** Ketentuan Latihan **
(a) Salin dari teks tentang hukum di Indonesia bagian yang dimulai dari "Tidak semua aturan" sampai "No.42/1999 Tentang Fidusia.".
(b) Berdasarkan teks tentang hukum di Indonesia, jelaskan mengapa aturan dalam Buku III KUHPerdata tentang Perseroan Terbatas (PT) sudah tidak berlaku lagi.
(c) Menurut teks tentang hukum di Indonesia, apa saja dua macam pidana yang dianut oleh KUHP?

Tidak semua aturan dalam KUHPerdata masih digunakan. Banyak yang sudah dicabut dan banyak pula yang sudah digantikan dengan aturan lain. Buku I tentang orang misalnya, sebagian besar sudah tidak berlaku. Aturan tentang Perkawinan misalnya sudah digantikan dengan UU No.1/1974 tentang Perkawinan. Begitu juga aturan dalam Buku II sebagian sudah dicabut dengan lahirnya UU No.4/1996 Tentang Hak Tanggungan dan UU No.42/1999 Tentang Fidusia.
Sedangkan untuk aturan dalam Buku III sepanjang mengatur tentang Perseroan Terbatas(PT) tidak berlaku lagi sejak diundangkan UU No.1/1995 Tentang Perseroan Terbatas.
Disamping aturan yang ada dalam KUHPer di bidang hukum perdata terdapat aturan yang secara khusus mengatur tentang tanah adalah UU No.5/1960 Tentang UU Pokok Agraria yang menjadi aturan utamanya yang kemudian disusul dengan lahirnya UU No.4/1996 Tentang Hak Tanggungan.
Hukum Pidana
Hukum Pidana adalah ranah dimana negara memberikan perlindungan kepada warga negaranya dari kejahatan yang dilakukan oleh warga negara lain. Hukum Pidana indonesia tunduk pada ketentuan pada Kitab UU Hukum Pidana (KUHP), Ada dua macam pidana yang dianut oleh KUHP: Pelanggaran dan Kejahatan. Contoh perbuatan yang dikategorikan sebagai pelanggaran misalnya orang yang mengendarai sepeda motor tanpa menggunakan helm. Sedangkan contoh dari kejahatan misalnya adalah membunuh dan mencuri.
Hukum Tata Negara
Hukum Tata Negara bertujuan untuk mengatur organisasi dan hubungan antar lembaga-lembaga negara. Dasar dari pengaturan sistem ketatanegaraan kita tentu saja adalah konstitusi kita yaitu UUD 1945.
Lembaga negara yang diakui dalam konstitusi kita antara lain:
- Majelis Permusyawaratan Rakyat (MPR)
- Dewan Perwakilan Rakyat (DPR)
- Dewan Perwakilan Daerah (DPD)
- Lembaga Kepresidenan
- Mahkamah Agung (MA)

** Kumpulan Daftar **

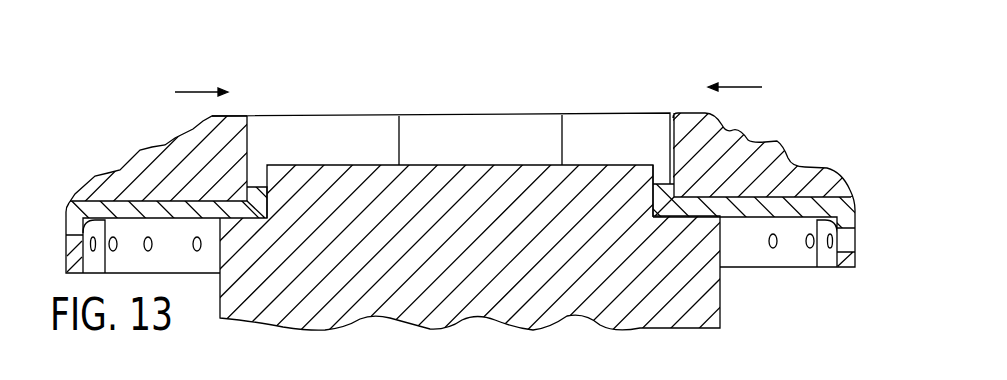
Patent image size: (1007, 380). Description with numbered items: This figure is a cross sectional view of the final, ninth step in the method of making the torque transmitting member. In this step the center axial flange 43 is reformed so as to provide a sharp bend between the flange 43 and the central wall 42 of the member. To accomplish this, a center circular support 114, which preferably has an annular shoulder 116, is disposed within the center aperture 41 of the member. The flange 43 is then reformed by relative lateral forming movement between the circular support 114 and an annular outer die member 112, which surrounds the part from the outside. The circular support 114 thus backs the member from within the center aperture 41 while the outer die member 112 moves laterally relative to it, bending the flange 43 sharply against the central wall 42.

The center aperture 41 is at (643, 203).
The central wall 42 is at (765, 190).
The center axial flange 43 is at (663, 183).
The annular outer die member 112 is at (777, 141).
The center circular support 114 is at (596, 326).
The annular shoulder 116 is at (684, 217).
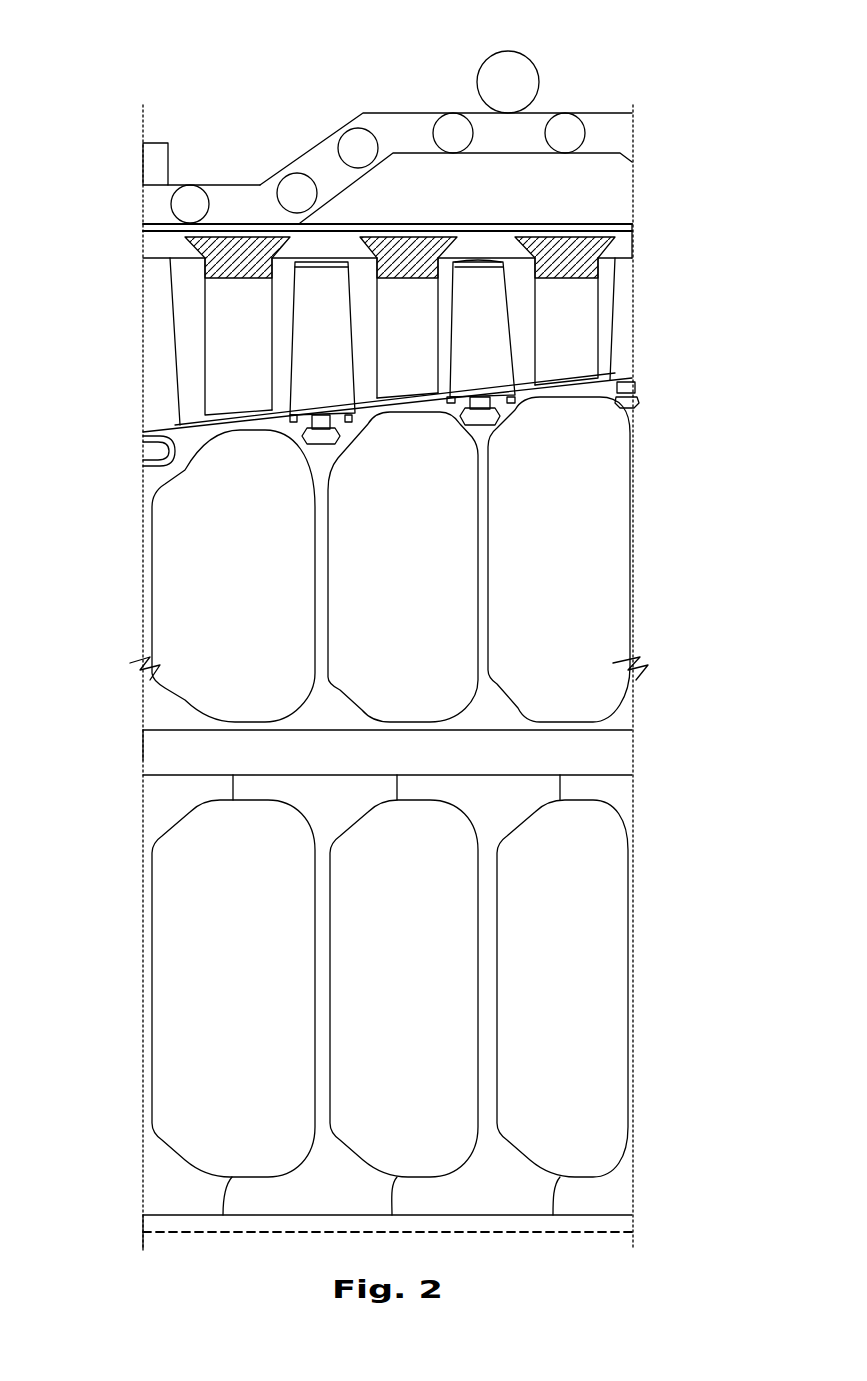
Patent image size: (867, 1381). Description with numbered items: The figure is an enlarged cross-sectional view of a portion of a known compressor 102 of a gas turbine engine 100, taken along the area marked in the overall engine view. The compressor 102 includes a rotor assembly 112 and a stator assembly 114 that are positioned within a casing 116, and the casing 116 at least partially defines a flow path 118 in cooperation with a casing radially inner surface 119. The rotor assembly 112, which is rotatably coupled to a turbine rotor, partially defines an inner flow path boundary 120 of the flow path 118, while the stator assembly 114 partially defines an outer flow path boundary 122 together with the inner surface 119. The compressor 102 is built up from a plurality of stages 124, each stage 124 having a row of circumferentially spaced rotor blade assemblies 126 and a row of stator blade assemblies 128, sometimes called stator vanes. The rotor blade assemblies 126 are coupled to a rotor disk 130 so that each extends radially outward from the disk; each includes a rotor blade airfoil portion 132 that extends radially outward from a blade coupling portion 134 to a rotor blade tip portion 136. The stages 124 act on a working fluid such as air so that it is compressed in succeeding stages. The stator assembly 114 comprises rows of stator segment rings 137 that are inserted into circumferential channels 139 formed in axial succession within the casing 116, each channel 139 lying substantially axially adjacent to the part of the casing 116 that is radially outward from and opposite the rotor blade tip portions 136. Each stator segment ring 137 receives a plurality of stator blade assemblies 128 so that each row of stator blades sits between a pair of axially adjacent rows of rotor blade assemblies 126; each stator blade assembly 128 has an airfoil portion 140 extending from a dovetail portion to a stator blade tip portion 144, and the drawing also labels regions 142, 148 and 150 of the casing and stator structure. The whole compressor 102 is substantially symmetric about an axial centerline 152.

The battery system 100 is at (90, 80).
The compressor 102 is at (229, 90).
The rotor assembly 112 is at (134, 1044).
The stator assembly 114 is at (363, 96).
The casing 116 is at (625, 245).
The flow path 118 is at (113, 277).
The casing radially inner surface 119 is at (160, 256).
The inner flow path boundary 120 is at (610, 373).
The outer flow path boundary 122 is at (455, 260).
The stage 124 is at (525, 167).
The rotor blade assembly 126 is at (364, 287).
The stator blade assembly 128 is at (514, 356).
The rotor disk 130 is at (315, 587).
The rotor blade airfoil portion 132 is at (343, 333).
The blade coupling portion 134 is at (180, 426).
The rotor blade tip portion 136 is at (150, 373).
The stator segment ring 137 is at (255, 250).
The channel 139 is at (570, 216).
The airfoil portion 140 is at (258, 352).
The insert 142 is at (405, 233).
The stator blade tip portion 144 is at (247, 430).
The cell block 148 is at (113, 334).
The side insert 150 is at (652, 278).
The axial centerline 152 is at (553, 1232).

** Hasil Latihan **
(a)
Tidak semua aturan dalam KUHPerdata masih digunakan. Banyak yang sudah dicabut dan banyak pula yang sudah digantikan dengan aturan lain. Buku I tentang orang misalnya, sebagian besar sudah tidak berlaku. Aturan tentang Perkawinan misalnya sudah digantikan dengan UU No.1/1974 tentang Perkawinan. Begitu juga aturan dalam Buku II sebagian sudah dicabut dengan lahirnya UU No.4/1996 Tentang Hak Tanggungan dan UU No.42/1999 Tentang Fidusia.

(b) Aturan dalam Buku III KUHPerdata tentang Perseroan Terbatas tidak berlaku lagi sejak UU No.1/1995 Tentang Perseroan Terbatas diundangkan.

(c) Pelanggaran dan kejahatan.